▸ **Exercise details**
Of all the lines in the material, how many contain the word "https"? State the number alone.

▸ **Provided records**
# # #

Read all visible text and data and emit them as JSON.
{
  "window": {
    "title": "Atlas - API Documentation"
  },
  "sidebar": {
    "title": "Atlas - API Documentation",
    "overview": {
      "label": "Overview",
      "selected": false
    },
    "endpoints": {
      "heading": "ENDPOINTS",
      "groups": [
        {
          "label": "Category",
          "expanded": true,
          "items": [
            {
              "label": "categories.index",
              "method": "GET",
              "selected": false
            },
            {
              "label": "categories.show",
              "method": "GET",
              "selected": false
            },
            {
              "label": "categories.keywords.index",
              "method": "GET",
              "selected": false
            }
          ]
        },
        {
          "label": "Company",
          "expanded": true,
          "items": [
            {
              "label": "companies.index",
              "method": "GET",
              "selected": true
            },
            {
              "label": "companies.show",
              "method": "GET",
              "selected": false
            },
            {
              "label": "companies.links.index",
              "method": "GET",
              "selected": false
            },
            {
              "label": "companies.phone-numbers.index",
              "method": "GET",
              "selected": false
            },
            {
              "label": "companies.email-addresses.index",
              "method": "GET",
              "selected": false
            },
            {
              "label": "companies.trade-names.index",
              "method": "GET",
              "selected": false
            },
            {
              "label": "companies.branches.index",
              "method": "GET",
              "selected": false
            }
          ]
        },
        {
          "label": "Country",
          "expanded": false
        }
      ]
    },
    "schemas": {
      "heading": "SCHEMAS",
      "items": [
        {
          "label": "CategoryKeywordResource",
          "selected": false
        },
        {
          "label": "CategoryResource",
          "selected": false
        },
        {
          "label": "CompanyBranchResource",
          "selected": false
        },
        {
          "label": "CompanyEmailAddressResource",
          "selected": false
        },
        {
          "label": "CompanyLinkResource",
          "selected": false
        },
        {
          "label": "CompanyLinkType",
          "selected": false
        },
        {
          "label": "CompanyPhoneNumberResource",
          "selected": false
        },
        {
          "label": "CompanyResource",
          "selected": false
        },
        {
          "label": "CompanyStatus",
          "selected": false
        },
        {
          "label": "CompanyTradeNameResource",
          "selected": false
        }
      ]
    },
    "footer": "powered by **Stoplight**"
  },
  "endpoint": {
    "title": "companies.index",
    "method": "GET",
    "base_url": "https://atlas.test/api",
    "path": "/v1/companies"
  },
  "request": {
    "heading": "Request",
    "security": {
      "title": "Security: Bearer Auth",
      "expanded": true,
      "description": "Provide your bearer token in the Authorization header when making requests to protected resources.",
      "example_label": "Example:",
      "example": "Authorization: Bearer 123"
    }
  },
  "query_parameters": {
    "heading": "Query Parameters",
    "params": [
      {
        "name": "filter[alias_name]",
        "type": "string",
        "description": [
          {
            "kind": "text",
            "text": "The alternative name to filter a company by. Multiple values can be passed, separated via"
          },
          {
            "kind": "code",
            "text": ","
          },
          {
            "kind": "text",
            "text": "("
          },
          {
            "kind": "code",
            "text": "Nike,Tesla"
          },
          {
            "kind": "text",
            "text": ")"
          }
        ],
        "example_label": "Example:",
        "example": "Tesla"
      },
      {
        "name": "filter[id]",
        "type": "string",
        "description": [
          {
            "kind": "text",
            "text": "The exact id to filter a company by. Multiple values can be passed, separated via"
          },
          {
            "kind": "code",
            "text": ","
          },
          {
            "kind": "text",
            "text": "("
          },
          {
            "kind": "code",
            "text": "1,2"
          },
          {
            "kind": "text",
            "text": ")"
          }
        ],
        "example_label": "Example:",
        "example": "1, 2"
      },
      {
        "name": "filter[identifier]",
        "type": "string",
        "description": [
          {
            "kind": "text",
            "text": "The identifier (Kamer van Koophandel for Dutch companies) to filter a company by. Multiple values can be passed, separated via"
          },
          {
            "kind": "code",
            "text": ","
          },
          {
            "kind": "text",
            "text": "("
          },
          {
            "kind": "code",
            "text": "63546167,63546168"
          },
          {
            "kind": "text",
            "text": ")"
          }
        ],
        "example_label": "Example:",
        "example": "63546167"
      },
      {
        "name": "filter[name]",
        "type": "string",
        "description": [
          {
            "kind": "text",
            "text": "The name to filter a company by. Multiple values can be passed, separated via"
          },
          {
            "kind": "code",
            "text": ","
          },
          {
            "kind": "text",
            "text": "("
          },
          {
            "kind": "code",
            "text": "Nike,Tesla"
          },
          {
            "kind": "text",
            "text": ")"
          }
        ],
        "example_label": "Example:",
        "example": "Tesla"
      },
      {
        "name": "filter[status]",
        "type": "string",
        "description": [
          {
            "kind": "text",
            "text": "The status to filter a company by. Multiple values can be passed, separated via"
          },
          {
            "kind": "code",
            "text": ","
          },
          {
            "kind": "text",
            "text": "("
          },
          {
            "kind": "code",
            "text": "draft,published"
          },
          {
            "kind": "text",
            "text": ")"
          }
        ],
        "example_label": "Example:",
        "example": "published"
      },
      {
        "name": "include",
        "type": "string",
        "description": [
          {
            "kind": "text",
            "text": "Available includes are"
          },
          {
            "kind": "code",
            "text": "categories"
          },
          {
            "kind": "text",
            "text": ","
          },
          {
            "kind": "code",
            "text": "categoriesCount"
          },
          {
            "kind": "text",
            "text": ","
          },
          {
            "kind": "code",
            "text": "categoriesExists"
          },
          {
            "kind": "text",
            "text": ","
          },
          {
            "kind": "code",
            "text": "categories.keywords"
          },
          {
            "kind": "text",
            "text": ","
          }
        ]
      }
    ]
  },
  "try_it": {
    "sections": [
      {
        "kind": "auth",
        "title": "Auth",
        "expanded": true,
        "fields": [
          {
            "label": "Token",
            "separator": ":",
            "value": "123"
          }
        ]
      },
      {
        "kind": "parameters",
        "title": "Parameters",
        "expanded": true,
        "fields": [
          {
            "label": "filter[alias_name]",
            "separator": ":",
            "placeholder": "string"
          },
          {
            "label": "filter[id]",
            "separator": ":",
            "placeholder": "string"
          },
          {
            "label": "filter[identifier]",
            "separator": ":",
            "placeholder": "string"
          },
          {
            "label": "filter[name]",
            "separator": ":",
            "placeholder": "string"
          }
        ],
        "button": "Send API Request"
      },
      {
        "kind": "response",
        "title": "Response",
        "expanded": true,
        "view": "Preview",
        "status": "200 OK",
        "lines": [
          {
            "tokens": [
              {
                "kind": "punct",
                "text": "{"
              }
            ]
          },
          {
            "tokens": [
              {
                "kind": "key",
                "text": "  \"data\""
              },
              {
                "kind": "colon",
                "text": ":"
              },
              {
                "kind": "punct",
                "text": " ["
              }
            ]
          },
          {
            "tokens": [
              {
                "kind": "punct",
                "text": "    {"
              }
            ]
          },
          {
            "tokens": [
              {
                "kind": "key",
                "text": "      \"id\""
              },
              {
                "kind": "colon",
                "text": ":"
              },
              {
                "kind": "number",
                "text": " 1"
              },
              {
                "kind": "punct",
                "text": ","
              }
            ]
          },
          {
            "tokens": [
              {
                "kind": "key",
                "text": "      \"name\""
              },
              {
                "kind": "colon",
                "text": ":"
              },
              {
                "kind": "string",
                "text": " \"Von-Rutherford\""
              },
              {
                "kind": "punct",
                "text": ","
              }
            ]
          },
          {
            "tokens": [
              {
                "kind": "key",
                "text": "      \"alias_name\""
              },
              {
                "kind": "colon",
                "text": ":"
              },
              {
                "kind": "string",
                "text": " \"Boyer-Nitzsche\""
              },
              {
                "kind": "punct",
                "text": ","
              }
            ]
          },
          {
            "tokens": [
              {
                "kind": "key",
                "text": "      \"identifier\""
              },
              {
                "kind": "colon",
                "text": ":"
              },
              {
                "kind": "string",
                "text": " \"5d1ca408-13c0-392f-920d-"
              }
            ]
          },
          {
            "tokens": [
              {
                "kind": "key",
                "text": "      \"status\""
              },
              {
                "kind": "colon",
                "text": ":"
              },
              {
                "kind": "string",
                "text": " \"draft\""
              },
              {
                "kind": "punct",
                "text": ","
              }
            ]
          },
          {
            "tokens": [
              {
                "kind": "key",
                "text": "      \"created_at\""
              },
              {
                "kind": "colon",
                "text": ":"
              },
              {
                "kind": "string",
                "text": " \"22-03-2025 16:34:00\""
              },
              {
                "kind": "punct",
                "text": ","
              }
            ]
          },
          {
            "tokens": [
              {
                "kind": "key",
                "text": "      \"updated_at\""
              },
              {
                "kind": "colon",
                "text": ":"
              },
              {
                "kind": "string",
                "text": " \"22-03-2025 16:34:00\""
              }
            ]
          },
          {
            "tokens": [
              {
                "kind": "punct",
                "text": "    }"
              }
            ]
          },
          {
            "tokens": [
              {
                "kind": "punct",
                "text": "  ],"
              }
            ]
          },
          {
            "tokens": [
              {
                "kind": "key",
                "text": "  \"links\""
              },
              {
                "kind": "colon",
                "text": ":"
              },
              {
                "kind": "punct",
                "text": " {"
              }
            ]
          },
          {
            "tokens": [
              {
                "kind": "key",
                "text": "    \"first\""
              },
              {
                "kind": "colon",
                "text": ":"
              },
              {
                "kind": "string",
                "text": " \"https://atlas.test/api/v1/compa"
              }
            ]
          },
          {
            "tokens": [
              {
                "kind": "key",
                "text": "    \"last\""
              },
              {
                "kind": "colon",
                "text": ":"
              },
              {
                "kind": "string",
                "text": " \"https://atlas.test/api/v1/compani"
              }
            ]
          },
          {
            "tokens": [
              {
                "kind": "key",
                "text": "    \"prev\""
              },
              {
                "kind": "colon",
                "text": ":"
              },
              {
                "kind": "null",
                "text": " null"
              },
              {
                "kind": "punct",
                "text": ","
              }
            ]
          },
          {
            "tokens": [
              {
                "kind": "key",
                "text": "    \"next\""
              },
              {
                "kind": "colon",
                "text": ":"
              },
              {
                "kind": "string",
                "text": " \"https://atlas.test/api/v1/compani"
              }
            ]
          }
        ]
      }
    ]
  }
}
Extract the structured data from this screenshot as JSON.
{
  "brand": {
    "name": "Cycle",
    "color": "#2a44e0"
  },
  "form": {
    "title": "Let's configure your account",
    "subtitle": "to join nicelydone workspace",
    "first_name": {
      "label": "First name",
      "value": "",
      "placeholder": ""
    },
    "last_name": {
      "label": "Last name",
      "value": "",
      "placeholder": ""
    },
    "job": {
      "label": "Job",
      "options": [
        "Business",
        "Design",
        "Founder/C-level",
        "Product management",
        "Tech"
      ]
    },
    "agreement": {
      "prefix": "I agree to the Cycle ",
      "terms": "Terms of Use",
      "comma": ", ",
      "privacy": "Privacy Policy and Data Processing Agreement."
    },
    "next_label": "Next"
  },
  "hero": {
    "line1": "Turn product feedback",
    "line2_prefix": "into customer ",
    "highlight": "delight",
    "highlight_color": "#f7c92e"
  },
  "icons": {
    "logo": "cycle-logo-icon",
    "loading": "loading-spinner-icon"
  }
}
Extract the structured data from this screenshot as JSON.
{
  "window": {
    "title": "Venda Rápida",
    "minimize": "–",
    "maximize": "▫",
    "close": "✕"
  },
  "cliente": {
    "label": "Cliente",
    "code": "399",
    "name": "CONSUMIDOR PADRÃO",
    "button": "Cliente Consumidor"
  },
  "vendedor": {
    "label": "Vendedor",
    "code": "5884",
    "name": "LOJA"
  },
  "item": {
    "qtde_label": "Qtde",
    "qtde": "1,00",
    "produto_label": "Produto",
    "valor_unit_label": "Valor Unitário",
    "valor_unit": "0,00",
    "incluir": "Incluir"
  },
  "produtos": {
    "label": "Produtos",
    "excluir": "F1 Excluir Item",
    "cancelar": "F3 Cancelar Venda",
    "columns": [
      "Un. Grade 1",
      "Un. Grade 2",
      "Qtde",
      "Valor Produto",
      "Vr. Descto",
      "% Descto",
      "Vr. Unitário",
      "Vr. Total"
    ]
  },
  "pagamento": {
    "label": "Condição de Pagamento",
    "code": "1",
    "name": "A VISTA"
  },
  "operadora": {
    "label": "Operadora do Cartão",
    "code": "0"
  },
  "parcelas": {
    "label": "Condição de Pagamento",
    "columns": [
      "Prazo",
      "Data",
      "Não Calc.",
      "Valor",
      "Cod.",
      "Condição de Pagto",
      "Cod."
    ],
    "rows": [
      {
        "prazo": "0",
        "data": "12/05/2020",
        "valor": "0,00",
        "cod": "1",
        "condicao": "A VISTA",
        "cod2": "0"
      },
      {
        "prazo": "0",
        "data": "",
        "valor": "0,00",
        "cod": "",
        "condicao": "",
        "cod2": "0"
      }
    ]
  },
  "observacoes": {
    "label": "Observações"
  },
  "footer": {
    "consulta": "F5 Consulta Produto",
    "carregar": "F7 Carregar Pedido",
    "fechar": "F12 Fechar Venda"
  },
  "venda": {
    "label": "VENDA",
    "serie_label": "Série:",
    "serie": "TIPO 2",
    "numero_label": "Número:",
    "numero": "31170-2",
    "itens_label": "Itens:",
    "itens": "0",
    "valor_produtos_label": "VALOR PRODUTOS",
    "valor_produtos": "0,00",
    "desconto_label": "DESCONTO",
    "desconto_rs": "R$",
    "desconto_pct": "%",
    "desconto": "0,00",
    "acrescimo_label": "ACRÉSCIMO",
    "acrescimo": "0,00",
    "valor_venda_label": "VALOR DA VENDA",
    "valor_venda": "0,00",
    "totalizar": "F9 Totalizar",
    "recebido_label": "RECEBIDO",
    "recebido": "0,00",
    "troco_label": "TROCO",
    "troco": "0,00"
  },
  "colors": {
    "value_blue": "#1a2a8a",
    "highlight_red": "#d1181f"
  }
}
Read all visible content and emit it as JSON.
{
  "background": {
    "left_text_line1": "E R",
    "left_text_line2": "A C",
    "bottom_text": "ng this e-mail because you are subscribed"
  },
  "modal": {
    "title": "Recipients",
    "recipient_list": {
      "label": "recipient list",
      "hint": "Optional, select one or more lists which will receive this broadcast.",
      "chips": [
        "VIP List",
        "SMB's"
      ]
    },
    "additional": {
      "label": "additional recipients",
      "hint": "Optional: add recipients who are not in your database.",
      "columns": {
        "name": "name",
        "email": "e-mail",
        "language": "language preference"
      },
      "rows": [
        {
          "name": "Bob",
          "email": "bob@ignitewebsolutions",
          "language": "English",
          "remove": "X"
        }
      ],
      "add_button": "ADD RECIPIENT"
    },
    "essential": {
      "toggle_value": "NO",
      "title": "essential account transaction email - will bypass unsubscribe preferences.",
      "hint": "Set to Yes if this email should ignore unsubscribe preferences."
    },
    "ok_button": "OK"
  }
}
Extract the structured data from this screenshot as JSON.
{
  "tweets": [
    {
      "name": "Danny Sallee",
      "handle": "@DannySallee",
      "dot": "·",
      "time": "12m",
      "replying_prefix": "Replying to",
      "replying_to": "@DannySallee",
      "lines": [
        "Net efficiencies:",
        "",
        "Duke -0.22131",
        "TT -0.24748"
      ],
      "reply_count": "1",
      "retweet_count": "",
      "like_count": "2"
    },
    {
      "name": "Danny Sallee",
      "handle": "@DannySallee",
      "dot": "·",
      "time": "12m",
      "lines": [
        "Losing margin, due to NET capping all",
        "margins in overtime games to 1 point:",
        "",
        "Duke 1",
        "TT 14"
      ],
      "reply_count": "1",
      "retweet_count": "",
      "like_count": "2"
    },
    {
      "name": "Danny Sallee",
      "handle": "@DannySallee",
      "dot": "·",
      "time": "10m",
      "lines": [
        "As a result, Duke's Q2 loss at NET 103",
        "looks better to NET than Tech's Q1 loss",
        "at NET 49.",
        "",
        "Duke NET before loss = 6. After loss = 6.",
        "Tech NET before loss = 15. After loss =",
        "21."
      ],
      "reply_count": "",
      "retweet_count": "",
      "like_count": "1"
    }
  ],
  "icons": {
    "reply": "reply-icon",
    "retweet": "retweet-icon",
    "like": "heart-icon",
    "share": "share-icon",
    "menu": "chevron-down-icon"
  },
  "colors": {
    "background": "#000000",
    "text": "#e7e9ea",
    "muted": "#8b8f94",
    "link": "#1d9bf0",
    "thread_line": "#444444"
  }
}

# # #

▸ **Answer**
4